**DIRECTIONS**
Look below. Copy each line that has "centrale" in it.

**RECORDS FOR THIS TASK**
◇ ◇ ◇ ◇ ◇
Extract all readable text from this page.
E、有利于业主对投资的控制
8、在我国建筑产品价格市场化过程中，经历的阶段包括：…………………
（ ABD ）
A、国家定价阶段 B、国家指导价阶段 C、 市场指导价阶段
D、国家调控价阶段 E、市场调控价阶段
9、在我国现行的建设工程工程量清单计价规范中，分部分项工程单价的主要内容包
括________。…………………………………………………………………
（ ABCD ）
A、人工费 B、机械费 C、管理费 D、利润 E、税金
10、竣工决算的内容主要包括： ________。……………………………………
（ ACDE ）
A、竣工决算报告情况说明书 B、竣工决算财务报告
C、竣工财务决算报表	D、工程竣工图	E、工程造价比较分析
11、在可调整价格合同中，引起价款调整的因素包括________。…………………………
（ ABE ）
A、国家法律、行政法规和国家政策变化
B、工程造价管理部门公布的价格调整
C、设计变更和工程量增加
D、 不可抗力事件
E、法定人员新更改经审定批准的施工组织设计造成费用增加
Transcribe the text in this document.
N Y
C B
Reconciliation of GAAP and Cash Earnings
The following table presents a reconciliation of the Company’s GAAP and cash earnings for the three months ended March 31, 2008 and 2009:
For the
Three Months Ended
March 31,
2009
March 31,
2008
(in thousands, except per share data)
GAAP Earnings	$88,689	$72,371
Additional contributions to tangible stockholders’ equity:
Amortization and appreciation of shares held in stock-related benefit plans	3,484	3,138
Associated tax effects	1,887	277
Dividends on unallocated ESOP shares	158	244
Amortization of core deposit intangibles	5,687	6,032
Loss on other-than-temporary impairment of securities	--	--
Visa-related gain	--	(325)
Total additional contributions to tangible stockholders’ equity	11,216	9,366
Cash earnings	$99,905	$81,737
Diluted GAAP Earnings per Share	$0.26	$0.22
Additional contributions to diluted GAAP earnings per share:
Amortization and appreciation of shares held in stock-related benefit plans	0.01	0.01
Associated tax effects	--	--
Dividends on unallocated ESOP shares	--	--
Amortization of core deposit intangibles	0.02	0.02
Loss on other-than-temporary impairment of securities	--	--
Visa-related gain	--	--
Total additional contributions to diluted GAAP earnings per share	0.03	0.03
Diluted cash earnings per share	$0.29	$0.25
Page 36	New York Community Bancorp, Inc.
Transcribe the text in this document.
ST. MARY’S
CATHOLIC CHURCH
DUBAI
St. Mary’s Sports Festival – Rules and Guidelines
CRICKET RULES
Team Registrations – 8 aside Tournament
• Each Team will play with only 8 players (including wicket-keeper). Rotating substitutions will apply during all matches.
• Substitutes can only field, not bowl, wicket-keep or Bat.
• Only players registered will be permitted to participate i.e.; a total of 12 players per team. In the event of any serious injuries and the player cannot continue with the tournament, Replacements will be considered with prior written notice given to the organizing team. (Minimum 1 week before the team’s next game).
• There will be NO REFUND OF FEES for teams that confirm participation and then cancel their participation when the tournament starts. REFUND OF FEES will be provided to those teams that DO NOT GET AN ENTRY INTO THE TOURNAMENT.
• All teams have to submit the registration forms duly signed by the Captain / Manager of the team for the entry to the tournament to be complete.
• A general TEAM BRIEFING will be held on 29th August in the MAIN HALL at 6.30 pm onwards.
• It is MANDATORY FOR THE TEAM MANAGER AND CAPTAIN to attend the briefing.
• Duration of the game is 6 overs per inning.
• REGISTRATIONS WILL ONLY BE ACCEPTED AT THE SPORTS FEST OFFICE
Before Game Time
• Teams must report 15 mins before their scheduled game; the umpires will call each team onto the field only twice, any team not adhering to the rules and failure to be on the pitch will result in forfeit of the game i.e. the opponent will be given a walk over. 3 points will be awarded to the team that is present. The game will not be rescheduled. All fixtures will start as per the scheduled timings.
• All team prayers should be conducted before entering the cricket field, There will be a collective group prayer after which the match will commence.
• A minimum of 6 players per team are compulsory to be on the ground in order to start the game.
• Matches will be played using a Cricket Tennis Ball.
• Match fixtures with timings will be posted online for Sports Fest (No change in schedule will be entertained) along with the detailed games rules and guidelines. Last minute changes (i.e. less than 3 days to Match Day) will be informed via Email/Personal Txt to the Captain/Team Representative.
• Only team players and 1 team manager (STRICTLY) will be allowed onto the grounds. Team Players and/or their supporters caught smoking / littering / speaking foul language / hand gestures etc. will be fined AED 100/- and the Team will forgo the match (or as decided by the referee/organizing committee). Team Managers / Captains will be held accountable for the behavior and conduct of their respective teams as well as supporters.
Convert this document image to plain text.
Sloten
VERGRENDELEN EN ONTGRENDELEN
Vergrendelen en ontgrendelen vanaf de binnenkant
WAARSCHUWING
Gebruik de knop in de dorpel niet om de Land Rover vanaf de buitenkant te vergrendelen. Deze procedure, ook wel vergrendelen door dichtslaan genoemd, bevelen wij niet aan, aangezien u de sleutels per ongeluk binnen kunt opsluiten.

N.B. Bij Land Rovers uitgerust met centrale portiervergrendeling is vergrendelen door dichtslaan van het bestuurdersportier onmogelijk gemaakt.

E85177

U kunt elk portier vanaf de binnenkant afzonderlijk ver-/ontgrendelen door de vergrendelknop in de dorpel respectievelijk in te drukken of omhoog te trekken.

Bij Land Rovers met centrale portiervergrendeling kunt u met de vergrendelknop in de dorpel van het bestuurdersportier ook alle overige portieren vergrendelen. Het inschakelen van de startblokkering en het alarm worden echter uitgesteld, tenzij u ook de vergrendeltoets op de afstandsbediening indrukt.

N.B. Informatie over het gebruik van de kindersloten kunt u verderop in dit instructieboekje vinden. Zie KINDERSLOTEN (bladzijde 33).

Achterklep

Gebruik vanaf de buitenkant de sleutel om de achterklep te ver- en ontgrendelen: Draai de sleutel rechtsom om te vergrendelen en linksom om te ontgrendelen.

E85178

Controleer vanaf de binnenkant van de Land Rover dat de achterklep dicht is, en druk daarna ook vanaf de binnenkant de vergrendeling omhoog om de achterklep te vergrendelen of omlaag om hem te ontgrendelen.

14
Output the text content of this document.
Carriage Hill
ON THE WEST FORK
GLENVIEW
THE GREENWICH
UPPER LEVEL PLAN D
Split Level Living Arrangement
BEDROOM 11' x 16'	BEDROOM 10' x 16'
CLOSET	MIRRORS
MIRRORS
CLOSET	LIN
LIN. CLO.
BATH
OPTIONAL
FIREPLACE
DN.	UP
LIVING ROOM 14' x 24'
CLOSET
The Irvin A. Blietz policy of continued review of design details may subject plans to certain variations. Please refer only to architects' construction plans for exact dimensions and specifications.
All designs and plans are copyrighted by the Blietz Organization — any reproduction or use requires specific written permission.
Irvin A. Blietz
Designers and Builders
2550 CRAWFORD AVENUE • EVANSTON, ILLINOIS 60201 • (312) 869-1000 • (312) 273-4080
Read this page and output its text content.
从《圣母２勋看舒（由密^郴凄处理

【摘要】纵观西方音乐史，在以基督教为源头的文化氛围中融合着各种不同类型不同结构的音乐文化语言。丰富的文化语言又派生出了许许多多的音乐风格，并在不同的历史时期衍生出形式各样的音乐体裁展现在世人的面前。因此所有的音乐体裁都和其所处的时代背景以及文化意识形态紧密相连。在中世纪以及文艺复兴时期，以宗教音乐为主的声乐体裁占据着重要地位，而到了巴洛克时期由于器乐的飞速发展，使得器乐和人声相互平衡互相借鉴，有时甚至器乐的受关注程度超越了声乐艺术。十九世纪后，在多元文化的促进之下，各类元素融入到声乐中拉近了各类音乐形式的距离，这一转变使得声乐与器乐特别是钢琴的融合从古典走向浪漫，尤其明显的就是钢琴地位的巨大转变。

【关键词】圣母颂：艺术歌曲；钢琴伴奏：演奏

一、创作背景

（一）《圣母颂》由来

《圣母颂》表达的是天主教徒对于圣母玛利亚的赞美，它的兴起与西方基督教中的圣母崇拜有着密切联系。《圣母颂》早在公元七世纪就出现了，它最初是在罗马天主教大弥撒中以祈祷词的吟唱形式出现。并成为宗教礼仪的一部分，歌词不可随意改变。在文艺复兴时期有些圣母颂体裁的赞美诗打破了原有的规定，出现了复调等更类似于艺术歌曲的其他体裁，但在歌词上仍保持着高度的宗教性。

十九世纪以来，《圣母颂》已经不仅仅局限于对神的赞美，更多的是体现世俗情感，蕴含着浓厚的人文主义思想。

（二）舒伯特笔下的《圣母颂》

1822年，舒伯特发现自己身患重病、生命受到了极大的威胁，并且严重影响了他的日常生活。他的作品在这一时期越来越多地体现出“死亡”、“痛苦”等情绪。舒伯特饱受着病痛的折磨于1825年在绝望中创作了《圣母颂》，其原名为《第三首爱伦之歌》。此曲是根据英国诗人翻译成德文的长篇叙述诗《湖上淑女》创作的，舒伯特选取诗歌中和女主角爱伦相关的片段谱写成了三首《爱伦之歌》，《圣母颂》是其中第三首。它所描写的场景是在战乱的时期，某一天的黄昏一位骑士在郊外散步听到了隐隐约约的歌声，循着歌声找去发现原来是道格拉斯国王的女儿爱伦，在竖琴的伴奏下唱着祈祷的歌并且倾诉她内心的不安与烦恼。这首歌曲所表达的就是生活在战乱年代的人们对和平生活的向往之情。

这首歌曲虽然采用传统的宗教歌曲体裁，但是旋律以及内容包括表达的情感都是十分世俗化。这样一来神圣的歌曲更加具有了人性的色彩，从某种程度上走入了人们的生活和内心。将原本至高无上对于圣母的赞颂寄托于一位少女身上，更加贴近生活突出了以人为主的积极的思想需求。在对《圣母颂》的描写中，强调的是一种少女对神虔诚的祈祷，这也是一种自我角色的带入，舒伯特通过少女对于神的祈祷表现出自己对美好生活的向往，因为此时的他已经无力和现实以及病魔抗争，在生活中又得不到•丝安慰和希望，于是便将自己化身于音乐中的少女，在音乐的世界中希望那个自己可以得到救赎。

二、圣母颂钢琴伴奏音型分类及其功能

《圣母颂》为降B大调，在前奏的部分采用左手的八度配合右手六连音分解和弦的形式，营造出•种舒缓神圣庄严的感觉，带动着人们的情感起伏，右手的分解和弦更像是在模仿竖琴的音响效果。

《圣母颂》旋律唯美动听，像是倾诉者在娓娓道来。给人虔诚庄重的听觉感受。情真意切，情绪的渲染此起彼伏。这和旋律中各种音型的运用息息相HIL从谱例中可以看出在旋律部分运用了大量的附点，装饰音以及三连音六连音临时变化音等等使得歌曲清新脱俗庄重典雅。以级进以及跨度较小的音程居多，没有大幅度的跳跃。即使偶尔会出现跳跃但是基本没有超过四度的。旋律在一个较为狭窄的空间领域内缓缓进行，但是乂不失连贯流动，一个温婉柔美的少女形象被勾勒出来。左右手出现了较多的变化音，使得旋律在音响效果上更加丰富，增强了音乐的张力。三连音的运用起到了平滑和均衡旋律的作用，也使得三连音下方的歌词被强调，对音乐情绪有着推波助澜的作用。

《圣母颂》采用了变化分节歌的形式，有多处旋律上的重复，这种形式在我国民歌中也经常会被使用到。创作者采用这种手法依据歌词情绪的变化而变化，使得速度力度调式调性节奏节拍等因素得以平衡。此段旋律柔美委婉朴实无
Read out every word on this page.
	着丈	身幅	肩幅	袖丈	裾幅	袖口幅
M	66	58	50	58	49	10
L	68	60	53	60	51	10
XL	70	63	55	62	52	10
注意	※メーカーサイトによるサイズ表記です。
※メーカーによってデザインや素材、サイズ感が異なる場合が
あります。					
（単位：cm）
◇ ◇ ◇ ◇ ◇
**RESPONSE FOR THIS EXERCISE**
N.B. Bij Land Rovers uitgerust met centrale portiervergrendeling is vergrendelen door dichtslaan van het bestuurdersportier onmogelijk gemaakt.
Bij Land Rovers met centrale portiervergrendeling kunt u met de vergrendelknop in de dorpel van het bestuurdersportier ook alle overige portieren vergrendelen. Het inschakelen van de startblokkering en het alarm worden echter uitgesteld, tenzij u ook de vergrendeltoets op de afstandsbediening indrukt.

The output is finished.